_EXERCISE PROMPT_
Copy the material below verbatim, reproducing every line in order with each character unchanged.

----------

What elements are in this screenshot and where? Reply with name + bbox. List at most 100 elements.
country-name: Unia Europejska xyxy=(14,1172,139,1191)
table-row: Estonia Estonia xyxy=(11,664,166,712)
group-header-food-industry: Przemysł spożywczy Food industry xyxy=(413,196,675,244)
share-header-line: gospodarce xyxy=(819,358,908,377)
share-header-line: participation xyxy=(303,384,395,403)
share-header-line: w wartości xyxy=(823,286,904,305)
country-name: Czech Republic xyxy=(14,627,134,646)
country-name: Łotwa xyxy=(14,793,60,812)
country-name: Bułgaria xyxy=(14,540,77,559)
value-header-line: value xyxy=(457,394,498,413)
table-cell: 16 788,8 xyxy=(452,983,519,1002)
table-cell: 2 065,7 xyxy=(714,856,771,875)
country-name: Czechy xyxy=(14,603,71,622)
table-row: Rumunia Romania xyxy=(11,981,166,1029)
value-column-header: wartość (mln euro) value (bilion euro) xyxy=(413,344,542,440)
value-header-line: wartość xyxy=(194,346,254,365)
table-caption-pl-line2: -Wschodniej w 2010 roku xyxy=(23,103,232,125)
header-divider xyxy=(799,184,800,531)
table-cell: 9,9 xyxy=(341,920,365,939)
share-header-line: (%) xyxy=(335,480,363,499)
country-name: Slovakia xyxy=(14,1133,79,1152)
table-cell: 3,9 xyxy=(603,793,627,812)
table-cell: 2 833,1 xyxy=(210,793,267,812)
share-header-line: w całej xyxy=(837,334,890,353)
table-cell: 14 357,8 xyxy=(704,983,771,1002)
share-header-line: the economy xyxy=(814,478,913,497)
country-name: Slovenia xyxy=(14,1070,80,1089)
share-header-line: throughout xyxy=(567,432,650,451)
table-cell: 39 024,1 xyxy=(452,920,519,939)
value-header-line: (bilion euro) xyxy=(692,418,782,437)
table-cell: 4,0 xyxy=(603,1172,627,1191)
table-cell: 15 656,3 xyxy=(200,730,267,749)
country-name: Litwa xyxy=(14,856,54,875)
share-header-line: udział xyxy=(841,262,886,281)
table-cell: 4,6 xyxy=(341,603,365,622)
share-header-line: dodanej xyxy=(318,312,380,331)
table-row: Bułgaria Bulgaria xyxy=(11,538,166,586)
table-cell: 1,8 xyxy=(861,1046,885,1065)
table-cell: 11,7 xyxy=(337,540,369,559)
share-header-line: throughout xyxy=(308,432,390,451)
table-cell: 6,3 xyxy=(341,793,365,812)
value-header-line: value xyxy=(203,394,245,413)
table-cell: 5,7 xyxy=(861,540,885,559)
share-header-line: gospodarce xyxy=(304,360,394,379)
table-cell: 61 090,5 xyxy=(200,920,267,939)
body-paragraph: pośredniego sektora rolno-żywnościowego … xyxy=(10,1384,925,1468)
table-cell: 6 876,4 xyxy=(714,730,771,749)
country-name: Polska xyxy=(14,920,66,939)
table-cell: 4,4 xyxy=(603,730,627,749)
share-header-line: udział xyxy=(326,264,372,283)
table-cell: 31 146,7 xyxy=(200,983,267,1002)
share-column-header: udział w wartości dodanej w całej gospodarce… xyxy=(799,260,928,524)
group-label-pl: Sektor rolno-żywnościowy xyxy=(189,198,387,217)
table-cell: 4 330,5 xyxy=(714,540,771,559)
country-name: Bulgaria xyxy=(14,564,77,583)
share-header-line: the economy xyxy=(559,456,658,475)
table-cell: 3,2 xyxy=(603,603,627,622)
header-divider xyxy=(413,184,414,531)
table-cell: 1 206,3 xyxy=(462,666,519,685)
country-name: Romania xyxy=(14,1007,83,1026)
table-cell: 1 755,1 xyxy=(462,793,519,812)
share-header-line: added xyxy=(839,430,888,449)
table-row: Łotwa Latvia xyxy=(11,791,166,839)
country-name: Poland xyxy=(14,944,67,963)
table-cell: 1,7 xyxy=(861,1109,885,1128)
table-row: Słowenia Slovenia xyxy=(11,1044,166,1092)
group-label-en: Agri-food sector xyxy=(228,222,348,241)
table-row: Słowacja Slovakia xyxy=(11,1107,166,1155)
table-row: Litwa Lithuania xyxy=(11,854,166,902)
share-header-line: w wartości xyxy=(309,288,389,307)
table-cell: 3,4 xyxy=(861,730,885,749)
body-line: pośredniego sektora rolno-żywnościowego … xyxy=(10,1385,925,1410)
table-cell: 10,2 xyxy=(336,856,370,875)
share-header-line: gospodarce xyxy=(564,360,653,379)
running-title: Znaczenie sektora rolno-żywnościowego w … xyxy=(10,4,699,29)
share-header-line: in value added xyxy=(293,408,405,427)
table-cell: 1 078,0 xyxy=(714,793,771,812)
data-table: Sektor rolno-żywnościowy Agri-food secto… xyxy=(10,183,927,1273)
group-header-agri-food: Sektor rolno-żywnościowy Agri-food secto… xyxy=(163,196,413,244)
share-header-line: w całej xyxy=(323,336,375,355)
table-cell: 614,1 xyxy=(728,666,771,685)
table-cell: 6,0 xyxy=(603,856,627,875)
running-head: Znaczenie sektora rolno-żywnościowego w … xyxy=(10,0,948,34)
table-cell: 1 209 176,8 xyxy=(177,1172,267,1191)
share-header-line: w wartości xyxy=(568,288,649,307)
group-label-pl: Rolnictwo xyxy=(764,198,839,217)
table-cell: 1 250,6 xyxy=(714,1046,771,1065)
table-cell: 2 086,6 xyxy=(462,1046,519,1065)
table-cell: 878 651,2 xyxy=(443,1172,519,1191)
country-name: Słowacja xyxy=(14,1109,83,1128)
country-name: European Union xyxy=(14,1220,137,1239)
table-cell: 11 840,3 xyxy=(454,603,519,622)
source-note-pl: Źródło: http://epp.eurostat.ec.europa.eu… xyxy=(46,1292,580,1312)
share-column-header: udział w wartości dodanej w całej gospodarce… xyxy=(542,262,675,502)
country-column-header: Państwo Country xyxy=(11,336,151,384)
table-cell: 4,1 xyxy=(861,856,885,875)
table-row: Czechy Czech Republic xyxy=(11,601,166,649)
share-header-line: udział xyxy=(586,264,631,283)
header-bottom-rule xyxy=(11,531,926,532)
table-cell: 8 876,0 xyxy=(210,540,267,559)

----------

_SOLVED EXERCISE_
What elements are in this screenshot and where? Reply with name + bbox. List at most 100 elements.
country-name: Unia Europejska xyxy=(14,1172,139,1191)
table-row: Estonia Estonia xyxy=(11,664,166,712)
group-header-food-industry: Przemysł spożywczy Food industry xyxy=(413,196,675,244)
share-header-line: gospodarce xyxy=(819,358,908,377)
share-header-line: participation xyxy=(303,384,395,403)
share-header-line: w wartości xyxy=(823,286,904,305)
country-name: Czech Republic xyxy=(14,627,134,646)
country-name: Łotwa xyxy=(14,793,60,812)
country-name: Bułgaria xyxy=(14,540,77,559)
value-header-line: value xyxy=(457,394,498,413)
table-cell: 16 788,8 xyxy=(452,983,519,1002)
table-cell: 2 065,7 xyxy=(714,856,771,875)
country-name: Czechy xyxy=(14,603,71,622)
table-row: Rumunia Romania xyxy=(11,981,166,1029)
value-column-header: wartość (mln euro) value (bilion euro) xyxy=(413,344,542,440)
value-header-line: wartość xyxy=(194,346,254,365)
table-caption-pl-line2: -Wschodniej w 2010 roku xyxy=(23,103,232,125)
header-divider xyxy=(799,184,800,531)
table-cell: 9,9 xyxy=(341,920,365,939)
share-header-line: (%) xyxy=(335,480,363,499)
country-name: Slovakia xyxy=(14,1133,79,1152)
table-cell: 3,9 xyxy=(603,793,627,812)
table-cell: 2 833,1 xyxy=(210,793,267,812)
share-header-line: w całej xyxy=(837,334,890,353)
table-cell: 14 357,8 xyxy=(704,983,771,1002)
share-header-line: the economy xyxy=(814,478,913,497)
country-name: Slovenia xyxy=(14,1070,80,1089)
share-header-line: throughout xyxy=(567,432,650,451)
table-cell: 39 024,1 xyxy=(452,920,519,939)
value-header-line: (bilion euro) xyxy=(692,418,782,437)
table-cell: 4,0 xyxy=(603,1172,627,1191)
table-cell: 15 656,3 xyxy=(200,730,267,749)
country-name: Litwa xyxy=(14,856,54,875)
share-header-line: udział xyxy=(841,262,886,281)
table-cell: 4,6 xyxy=(341,603,365,622)
share-header-line: dodanej xyxy=(318,312,380,331)
table-row: Bułgaria Bulgaria xyxy=(11,538,166,586)
table-cell: 1,8 xyxy=(861,1046,885,1065)
table-cell: 11,7 xyxy=(337,540,369,559)
share-header-line: throughout xyxy=(308,432,390,451)
table-cell: 6,3 xyxy=(341,793,365,812)
value-header-line: value xyxy=(203,394,245,413)
table-cell: 5,7 xyxy=(861,540,885,559)
share-header-line: gospodarce xyxy=(304,360,394,379)
table-cell: 61 090,5 xyxy=(200,920,267,939)
body-paragraph: pośredniego sektora rolno-żywnościowego … xyxy=(10,1384,925,1468)
table-cell: 6 876,4 xyxy=(714,730,771,749)
country-name: Polska xyxy=(14,920,66,939)
table-cell: 4,4 xyxy=(603,730,627,749)
share-header-line: udział xyxy=(326,264,372,283)
table-cell: 31 146,7 xyxy=(200,983,267,1002)
share-column-header: udział w wartości dodanej w całej gospodarce… xyxy=(799,260,928,524)
group-label-pl: Sektor rolno-żywnościowy xyxy=(189,198,387,217)
table-cell: 4 330,5 xyxy=(714,540,771,559)
country-name: Bulgaria xyxy=(14,564,77,583)
share-header-line: the economy xyxy=(559,456,658,475)
table-cell: 3,2 xyxy=(603,603,627,622)
header-divider xyxy=(413,184,414,531)
table-cell: 1 206,3 xyxy=(462,666,519,685)
country-name: Romania xyxy=(14,1007,83,1026)
table-cell: 1 755,1 xyxy=(462,793,519,812)
share-header-line: added xyxy=(839,430,888,449)
table-row: Łotwa Latvia xyxy=(11,791,166,839)
country-name: Poland xyxy=(14,944,67,963)
table-cell: 1,7 xyxy=(861,1109,885,1128)
table-row: Słowenia Slovenia xyxy=(11,1044,166,1092)
group-label-en: Agri-food sector xyxy=(228,222,348,241)
table-row: Słowacja Slovakia xyxy=(11,1107,166,1155)
table-row: Litwa Lithuania xyxy=(11,854,166,902)
share-header-line: w wartości xyxy=(309,288,389,307)
table-cell: 3,4 xyxy=(861,730,885,749)
body-line: pośredniego sektora rolno-żywnościowego … xyxy=(10,1385,925,1410)
table-cell: 10,2 xyxy=(336,856,370,875)
share-header-line: gospodarce xyxy=(564,360,653,379)
running-title: Znaczenie sektora rolno-żywnościowego w … xyxy=(10,4,699,29)
share-header-line: in value added xyxy=(293,408,405,427)
table-cell: 1 078,0 xyxy=(714,793,771,812)
data-table: Sektor rolno-żywnościowy Agri-food secto… xyxy=(10,183,927,1273)
group-header-agri-food: Sektor rolno-żywnościowy Agri-food secto… xyxy=(163,196,413,244)
share-header-line: w całej xyxy=(323,336,375,355)
table-cell: 614,1 xyxy=(728,666,771,685)
table-cell: 6,0 xyxy=(603,856,627,875)
running-head: Znaczenie sektora rolno-żywnościowego w … xyxy=(10,0,948,34)
table-cell: 1 209 176,8 xyxy=(177,1172,267,1191)
share-header-line: w wartości xyxy=(568,288,649,307)
group-label-pl: Rolnictwo xyxy=(764,198,839,217)
table-cell: 1 250,6 xyxy=(714,1046,771,1065)
table-cell: 2 086,6 xyxy=(462,1046,519,1065)
table-cell: 878 651,2 xyxy=(443,1172,519,1191)
country-name: Słowacja xyxy=(14,1109,83,1128)
country-name: European Union xyxy=(14,1220,137,1239)
table-cell: 11 840,3 xyxy=(454,603,519,622)
source-note-pl: Źródło: http://epp.eurostat.ec.europa.eu… xyxy=(46,1292,580,1312)
share-column-header: udział w wartości dodanej w całej gospodarce… xyxy=(542,262,675,502)
country-column-header: Państwo Country xyxy=(11,336,151,384)
table-cell: 4,1 xyxy=(861,856,885,875)
table-row: Czechy Czech Republic xyxy=(11,601,166,649)
share-header-line: udział xyxy=(586,264,631,283)
header-bottom-rule xyxy=(11,531,926,532)
table-cell: 8 876,0 xyxy=(210,540,267,559)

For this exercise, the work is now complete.